=== DATA PROVIDED ===
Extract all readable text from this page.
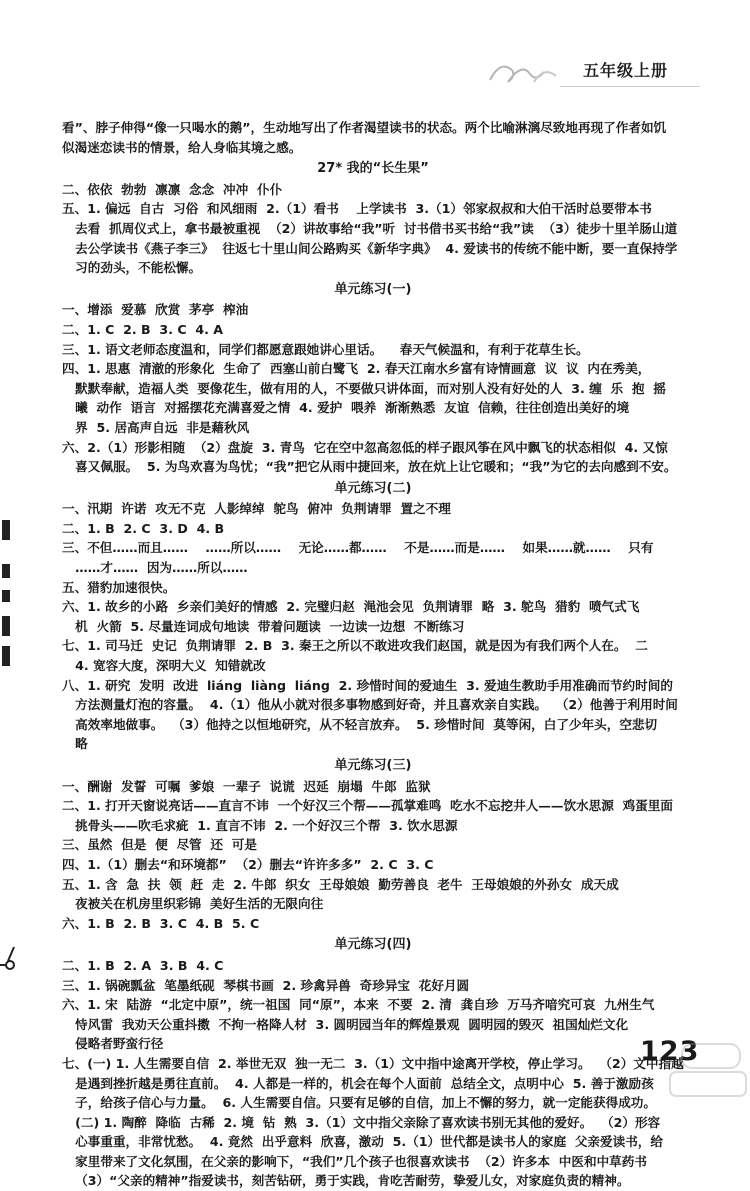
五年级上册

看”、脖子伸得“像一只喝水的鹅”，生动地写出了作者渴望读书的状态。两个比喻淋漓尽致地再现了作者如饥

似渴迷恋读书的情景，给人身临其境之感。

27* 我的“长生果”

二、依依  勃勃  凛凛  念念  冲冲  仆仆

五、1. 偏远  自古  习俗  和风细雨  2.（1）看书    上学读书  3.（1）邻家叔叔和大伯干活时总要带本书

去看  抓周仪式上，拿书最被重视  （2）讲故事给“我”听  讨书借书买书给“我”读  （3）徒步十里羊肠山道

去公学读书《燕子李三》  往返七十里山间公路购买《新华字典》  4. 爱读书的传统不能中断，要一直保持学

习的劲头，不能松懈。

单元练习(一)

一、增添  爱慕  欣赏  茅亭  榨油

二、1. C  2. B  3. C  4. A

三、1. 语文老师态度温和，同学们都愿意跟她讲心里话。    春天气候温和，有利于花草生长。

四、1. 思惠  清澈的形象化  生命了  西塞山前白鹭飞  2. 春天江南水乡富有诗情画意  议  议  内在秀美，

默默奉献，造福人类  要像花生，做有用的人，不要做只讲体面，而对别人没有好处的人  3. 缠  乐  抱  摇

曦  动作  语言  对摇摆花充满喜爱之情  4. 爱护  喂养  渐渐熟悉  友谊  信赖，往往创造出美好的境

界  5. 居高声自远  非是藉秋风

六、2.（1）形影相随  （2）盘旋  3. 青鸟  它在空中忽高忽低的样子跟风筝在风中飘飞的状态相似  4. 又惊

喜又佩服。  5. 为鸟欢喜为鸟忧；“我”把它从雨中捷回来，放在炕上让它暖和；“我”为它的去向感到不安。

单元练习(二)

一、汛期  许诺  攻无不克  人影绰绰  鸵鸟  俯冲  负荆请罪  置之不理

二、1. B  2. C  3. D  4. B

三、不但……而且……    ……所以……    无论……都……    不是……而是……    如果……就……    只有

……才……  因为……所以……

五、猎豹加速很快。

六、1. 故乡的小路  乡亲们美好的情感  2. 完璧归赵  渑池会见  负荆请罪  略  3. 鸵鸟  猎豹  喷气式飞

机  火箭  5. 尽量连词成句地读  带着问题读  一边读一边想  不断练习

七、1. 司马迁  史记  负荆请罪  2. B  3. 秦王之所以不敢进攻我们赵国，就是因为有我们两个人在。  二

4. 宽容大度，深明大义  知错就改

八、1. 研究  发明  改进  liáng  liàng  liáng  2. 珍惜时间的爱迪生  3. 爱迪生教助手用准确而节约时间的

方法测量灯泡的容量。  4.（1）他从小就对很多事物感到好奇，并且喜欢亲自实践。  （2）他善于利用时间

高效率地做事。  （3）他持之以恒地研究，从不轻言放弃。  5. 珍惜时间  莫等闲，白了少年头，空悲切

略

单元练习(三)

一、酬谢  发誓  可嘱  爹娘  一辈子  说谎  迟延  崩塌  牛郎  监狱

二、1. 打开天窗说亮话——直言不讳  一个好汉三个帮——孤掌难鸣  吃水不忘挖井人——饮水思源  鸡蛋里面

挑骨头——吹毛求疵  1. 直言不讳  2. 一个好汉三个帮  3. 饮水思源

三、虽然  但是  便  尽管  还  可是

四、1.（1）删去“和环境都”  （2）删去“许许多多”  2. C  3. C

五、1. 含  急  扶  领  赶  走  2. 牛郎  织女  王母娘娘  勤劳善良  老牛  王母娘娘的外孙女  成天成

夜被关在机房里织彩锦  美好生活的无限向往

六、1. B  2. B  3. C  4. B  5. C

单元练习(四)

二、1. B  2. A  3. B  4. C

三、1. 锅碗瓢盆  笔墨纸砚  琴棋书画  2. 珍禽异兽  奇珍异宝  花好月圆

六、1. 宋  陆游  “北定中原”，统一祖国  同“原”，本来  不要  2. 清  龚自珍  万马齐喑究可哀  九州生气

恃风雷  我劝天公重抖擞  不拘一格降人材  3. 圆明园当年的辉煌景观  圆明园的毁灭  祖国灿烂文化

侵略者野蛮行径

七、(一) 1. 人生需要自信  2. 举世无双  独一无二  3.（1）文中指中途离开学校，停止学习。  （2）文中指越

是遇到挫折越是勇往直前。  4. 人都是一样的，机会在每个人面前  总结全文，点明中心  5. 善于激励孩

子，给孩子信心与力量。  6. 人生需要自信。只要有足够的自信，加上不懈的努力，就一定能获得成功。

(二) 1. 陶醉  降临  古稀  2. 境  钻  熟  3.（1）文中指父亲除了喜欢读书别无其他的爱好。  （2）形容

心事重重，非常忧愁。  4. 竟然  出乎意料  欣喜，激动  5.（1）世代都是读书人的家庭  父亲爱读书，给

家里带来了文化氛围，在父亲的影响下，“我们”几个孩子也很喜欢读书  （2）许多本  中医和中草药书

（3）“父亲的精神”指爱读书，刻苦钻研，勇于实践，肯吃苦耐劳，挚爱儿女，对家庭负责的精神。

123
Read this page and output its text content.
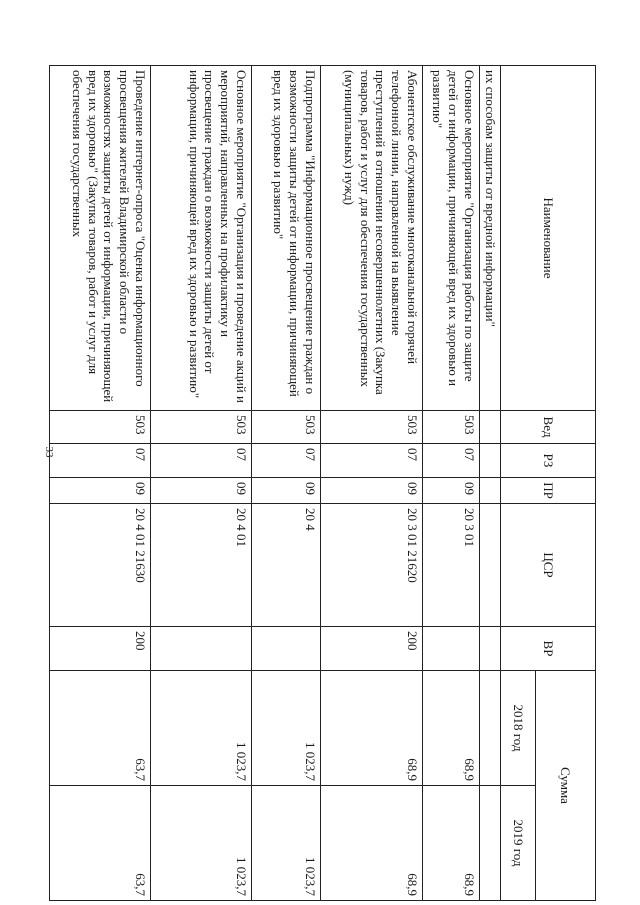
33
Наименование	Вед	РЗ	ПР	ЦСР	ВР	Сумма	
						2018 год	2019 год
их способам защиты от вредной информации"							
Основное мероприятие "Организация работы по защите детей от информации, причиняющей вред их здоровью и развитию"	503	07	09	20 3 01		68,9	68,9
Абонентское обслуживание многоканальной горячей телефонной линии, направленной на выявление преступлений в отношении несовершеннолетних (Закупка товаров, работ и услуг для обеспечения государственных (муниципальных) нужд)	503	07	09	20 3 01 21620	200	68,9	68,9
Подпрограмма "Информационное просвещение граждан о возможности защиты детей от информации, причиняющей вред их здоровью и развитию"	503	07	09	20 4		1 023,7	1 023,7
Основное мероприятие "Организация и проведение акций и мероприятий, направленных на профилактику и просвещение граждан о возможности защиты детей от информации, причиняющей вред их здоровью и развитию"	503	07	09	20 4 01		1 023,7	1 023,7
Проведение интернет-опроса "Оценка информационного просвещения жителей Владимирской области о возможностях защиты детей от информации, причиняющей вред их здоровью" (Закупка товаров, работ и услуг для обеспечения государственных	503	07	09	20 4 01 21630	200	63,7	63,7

=== INSTRUCTION ===
Leaving aside the images, write out the entries above word for word.

=== FULL SOLUTION ===
Extract all readable text from this page.
五年级上册

看”、脖子伸得“像一只喝水的鹅”，生动地写出了作者渴望读书的状态。两个比喻淋漓尽致地再现了作者如饥

似渴迷恋读书的情景，给人身临其境之感。

27* 我的“长生果”

二、依依  勃勃  凛凛  念念  冲冲  仆仆

五、1. 偏远  自古  习俗  和风细雨  2.（1）看书    上学读书  3.（1）邻家叔叔和大伯干活时总要带本书

去看  抓周仪式上，拿书最被重视  （2）讲故事给“我”听  讨书借书买书给“我”读  （3）徒步十里羊肠山道

去公学读书《燕子李三》  往返七十里山间公路购买《新华字典》  4. 爱读书的传统不能中断，要一直保持学

习的劲头，不能松懈。

单元练习(一)

一、增添  爱慕  欣赏  茅亭  榨油

二、1. C  2. B  3. C  4. A

三、1. 语文老师态度温和，同学们都愿意跟她讲心里话。    春天气候温和，有利于花草生长。

四、1. 思惠  清澈的形象化  生命了  西塞山前白鹭飞  2. 春天江南水乡富有诗情画意  议  议  内在秀美，

默默奉献，造福人类  要像花生，做有用的人，不要做只讲体面，而对别人没有好处的人  3. 缠  乐  抱  摇

曦  动作  语言  对摇摆花充满喜爱之情  4. 爱护  喂养  渐渐熟悉  友谊  信赖，往往创造出美好的境

界  5. 居高声自远  非是藉秋风

六、2.（1）形影相随  （2）盘旋  3. 青鸟  它在空中忽高忽低的样子跟风筝在风中飘飞的状态相似  4. 又惊

喜又佩服。  5. 为鸟欢喜为鸟忧；“我”把它从雨中捷回来，放在炕上让它暖和；“我”为它的去向感到不安。

单元练习(二)

一、汛期  许诺  攻无不克  人影绰绰  鸵鸟  俯冲  负荆请罪  置之不理

二、1. B  2. C  3. D  4. B

三、不但……而且……    ……所以……    无论……都……    不是……而是……    如果……就……    只有

……才……  因为……所以……

五、猎豹加速很快。

六、1. 故乡的小路  乡亲们美好的情感  2. 完璧归赵  渑池会见  负荆请罪  略  3. 鸵鸟  猎豹  喷气式飞

机  火箭  5. 尽量连词成句地读  带着问题读  一边读一边想  不断练习

七、1. 司马迁  史记  负荆请罪  2. B  3. 秦王之所以不敢进攻我们赵国，就是因为有我们两个人在。  二

4. 宽容大度，深明大义  知错就改

八、1. 研究  发明  改进  liáng  liàng  liáng  2. 珍惜时间的爱迪生  3. 爱迪生教助手用准确而节约时间的

方法测量灯泡的容量。  4.（1）他从小就对很多事物感到好奇，并且喜欢亲自实践。  （2）他善于利用时间

高效率地做事。  （3）他持之以恒地研究，从不轻言放弃。  5. 珍惜时间  莫等闲，白了少年头，空悲切

略

单元练习(三)

一、酬谢  发誓  可嘱  爹娘  一辈子  说谎  迟延  崩塌  牛郎  监狱

二、1. 打开天窗说亮话——直言不讳  一个好汉三个帮——孤掌难鸣  吃水不忘挖井人——饮水思源  鸡蛋里面

挑骨头——吹毛求疵  1. 直言不讳  2. 一个好汉三个帮  3. 饮水思源

三、虽然  但是  便  尽管  还  可是

四、1.（1）删去“和环境都”  （2）删去“许许多多”  2. C  3. C

五、1. 含  急  扶  领  赶  走  2. 牛郎  织女  王母娘娘  勤劳善良  老牛  王母娘娘的外孙女  成天成

夜被关在机房里织彩锦  美好生活的无限向往

六、1. B  2. B  3. C  4. B  5. C

单元练习(四)

二、1. B  2. A  3. B  4. C

三、1. 锅碗瓢盆  笔墨纸砚  琴棋书画  2. 珍禽异兽  奇珍异宝  花好月圆

六、1. 宋  陆游  “北定中原”，统一祖国  同“原”，本来  不要  2. 清  龚自珍  万马齐喑究可哀  九州生气

恃风雷  我劝天公重抖擞  不拘一格降人材  3. 圆明园当年的辉煌景观  圆明园的毁灭  祖国灿烂文化

侵略者野蛮行径

七、(一) 1. 人生需要自信  2. 举世无双  独一无二  3.（1）文中指中途离开学校，停止学习。  （2）文中指越

是遇到挫折越是勇往直前。  4. 人都是一样的，机会在每个人面前  总结全文，点明中心  5. 善于激励孩

子，给孩子信心与力量。  6. 人生需要自信。只要有足够的自信，加上不懈的努力，就一定能获得成功。

(二) 1. 陶醉  降临  古稀  2. 境  钻  熟  3.（1）文中指父亲除了喜欢读书别无其他的爱好。  （2）形容

心事重重，非常忧愁。  4. 竟然  出乎意料  欣喜，激动  5.（1）世代都是读书人的家庭  父亲爱读书，给

家里带来了文化氛围，在父亲的影响下，“我们”几个孩子也很喜欢读书  （2）许多本  中医和中草药书

（3）“父亲的精神”指爱读书，刻苦钻研，勇于实践，肯吃苦耐劳，挚爱儿女，对家庭负责的精神。

123
Read this page and output its text content.
33
Наименование	Вед	РЗ	ПР	ЦСР	ВР	Сумма	
						2018 год	2019 год
их способам защиты от вредной информации"							
Основное мероприятие "Организация работы по защите детей от информации, причиняющей вред их здоровью и развитию"	503	07	09	20 3 01		68,9	68,9
Абонентское обслуживание многоканальной горячей телефонной линии, направленной на выявление преступлений в отношении несовершеннолетних (Закупка товаров, работ и услуг для обеспечения государственных (муниципальных) нужд)	503	07	09	20 3 01 21620	200	68,9	68,9
Подпрограмма "Информационное просвещение граждан о возможности защиты детей от информации, причиняющей вред их здоровью и развитию"	503	07	09	20 4		1 023,7	1 023,7
Основное мероприятие "Организация и проведение акций и мероприятий, направленных на профилактику и просвещение граждан о возможности защиты детей от информации, причиняющей вред их здоровью и развитию"	503	07	09	20 4 01		1 023,7	1 023,7
Проведение интернет-опроса "Оценка информационного просвещения жителей Владимирской области о возможностях защиты детей от информации, причиняющей вред их здоровью" (Закупка товаров, работ и услуг для обеспечения государственных	503	07	09	20 4 01 21630	200	63,7	63,7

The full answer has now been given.